#### Your objective
Check each line of the records for "Compliance"; collect those that have it.

++++++++++

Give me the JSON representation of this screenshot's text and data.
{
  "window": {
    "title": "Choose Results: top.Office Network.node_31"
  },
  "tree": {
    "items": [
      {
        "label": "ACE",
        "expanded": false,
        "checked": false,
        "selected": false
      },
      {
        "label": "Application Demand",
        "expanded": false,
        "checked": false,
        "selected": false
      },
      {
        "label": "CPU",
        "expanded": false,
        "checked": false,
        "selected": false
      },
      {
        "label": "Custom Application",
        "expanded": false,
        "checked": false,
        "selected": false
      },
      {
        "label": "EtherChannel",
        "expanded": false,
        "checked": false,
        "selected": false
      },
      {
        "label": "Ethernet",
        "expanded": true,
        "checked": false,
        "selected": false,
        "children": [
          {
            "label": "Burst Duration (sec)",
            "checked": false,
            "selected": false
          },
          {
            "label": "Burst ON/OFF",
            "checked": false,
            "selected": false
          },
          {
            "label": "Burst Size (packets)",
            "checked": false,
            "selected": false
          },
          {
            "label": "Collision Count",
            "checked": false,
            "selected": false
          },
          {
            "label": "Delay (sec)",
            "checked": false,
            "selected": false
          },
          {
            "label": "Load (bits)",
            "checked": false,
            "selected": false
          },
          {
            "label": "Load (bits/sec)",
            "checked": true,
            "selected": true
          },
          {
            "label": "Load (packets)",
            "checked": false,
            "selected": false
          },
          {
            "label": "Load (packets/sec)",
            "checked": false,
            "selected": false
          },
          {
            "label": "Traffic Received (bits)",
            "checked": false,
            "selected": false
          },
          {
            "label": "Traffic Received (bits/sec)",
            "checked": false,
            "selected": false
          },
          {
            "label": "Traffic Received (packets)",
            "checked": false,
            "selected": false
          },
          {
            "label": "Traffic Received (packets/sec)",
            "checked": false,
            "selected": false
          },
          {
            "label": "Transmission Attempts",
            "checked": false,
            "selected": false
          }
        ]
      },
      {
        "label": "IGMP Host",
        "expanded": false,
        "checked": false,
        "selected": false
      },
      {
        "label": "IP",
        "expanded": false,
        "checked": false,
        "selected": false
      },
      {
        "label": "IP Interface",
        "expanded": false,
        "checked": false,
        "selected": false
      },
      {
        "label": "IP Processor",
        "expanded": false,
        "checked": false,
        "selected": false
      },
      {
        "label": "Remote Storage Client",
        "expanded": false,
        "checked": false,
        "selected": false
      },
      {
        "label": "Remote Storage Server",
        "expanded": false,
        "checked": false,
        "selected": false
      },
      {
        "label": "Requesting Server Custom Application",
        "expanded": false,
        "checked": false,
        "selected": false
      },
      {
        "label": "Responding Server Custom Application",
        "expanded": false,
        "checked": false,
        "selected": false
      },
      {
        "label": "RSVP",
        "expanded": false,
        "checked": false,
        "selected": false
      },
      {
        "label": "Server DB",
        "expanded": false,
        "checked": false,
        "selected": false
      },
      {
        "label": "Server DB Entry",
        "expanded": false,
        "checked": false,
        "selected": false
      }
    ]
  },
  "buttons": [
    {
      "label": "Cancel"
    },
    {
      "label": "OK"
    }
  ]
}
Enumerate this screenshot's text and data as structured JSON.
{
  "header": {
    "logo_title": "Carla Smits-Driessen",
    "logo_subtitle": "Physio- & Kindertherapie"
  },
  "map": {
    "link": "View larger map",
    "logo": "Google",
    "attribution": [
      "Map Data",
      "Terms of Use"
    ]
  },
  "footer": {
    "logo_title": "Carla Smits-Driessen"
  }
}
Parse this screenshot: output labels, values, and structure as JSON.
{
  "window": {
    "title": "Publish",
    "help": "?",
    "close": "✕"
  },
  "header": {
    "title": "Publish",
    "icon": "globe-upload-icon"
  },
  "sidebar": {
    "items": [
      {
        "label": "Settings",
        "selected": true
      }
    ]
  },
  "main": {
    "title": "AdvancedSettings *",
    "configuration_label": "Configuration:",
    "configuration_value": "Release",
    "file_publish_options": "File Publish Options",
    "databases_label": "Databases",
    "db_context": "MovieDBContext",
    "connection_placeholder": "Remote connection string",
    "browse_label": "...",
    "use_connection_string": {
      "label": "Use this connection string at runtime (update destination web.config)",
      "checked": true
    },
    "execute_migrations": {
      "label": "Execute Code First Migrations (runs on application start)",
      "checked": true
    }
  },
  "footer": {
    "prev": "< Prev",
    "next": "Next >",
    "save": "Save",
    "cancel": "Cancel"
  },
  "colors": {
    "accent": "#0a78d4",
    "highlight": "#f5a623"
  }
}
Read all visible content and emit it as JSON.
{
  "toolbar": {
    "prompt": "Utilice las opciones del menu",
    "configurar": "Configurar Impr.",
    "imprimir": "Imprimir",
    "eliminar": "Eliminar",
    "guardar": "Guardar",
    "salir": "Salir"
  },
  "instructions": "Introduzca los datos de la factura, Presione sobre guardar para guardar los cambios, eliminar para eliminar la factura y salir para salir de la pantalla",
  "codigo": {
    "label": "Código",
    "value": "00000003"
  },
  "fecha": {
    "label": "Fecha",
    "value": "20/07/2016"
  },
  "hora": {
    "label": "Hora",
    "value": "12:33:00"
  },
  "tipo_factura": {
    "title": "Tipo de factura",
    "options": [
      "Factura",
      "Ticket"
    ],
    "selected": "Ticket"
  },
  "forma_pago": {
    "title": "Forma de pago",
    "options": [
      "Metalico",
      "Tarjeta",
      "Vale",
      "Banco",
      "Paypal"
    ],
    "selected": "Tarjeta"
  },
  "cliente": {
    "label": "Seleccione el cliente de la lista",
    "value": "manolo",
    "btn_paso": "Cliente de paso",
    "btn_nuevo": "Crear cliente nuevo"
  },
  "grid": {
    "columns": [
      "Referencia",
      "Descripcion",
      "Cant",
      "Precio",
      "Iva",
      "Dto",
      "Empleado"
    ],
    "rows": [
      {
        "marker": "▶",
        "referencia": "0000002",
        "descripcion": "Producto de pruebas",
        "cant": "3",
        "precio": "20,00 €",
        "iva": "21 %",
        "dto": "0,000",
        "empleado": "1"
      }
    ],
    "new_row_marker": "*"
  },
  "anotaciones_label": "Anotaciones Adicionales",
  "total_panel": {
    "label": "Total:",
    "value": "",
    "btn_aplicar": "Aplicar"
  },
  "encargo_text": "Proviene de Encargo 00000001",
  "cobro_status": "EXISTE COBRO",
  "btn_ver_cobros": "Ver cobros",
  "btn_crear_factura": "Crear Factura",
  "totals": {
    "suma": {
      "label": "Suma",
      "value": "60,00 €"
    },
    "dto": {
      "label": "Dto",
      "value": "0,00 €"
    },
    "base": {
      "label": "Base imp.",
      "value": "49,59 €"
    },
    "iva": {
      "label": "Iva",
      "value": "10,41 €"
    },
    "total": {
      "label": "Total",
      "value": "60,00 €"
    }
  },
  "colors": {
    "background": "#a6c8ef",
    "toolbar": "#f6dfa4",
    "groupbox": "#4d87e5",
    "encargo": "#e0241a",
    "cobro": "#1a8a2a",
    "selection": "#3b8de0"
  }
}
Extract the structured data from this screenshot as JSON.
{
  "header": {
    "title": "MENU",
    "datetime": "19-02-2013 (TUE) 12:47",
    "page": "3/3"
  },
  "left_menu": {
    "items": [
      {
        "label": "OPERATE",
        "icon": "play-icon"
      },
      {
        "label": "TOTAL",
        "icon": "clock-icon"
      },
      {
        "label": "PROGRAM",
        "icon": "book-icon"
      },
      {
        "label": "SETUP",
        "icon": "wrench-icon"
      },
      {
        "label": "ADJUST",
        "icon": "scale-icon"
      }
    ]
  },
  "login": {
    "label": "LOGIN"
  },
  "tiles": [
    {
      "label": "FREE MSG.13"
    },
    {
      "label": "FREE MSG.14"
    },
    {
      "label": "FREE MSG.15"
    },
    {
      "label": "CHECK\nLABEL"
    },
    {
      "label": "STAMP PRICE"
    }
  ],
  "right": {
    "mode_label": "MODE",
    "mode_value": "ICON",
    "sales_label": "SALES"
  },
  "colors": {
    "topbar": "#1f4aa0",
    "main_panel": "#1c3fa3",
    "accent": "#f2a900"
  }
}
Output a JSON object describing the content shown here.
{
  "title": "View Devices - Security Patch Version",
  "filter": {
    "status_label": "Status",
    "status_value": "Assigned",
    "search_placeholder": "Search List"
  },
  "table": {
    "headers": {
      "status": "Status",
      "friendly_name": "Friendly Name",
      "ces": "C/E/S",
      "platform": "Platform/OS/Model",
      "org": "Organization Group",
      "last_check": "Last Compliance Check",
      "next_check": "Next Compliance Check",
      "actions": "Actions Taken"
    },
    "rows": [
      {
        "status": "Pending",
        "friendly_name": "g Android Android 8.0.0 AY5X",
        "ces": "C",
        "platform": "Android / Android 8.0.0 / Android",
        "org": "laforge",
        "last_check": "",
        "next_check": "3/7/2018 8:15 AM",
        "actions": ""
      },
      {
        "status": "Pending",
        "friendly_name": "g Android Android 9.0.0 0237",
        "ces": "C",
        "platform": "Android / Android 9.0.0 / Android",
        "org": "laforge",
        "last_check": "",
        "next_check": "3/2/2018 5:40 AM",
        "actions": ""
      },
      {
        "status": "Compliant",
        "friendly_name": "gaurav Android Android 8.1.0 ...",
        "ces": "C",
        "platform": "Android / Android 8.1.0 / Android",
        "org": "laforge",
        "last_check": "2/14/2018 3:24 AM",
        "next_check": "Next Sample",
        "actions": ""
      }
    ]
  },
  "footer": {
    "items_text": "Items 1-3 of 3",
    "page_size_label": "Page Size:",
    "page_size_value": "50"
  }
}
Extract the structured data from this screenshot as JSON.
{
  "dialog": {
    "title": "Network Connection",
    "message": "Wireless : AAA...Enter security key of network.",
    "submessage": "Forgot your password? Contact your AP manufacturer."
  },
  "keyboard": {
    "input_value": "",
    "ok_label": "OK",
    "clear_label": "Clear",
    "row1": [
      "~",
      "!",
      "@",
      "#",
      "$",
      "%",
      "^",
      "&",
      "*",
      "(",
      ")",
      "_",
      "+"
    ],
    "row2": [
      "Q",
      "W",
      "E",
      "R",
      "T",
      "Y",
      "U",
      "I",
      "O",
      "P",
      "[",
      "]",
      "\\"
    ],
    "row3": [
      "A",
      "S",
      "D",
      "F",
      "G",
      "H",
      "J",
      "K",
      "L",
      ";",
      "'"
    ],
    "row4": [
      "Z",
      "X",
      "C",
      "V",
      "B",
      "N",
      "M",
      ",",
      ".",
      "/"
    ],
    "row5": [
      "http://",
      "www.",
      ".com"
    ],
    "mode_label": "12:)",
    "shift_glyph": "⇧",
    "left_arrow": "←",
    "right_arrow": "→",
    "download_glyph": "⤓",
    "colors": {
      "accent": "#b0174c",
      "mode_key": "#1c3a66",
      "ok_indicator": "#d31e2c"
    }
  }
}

++++++++++

#### Exercise output
      "last_check": "Last Compliance Check",
      "next_check": "Next Compliance Check",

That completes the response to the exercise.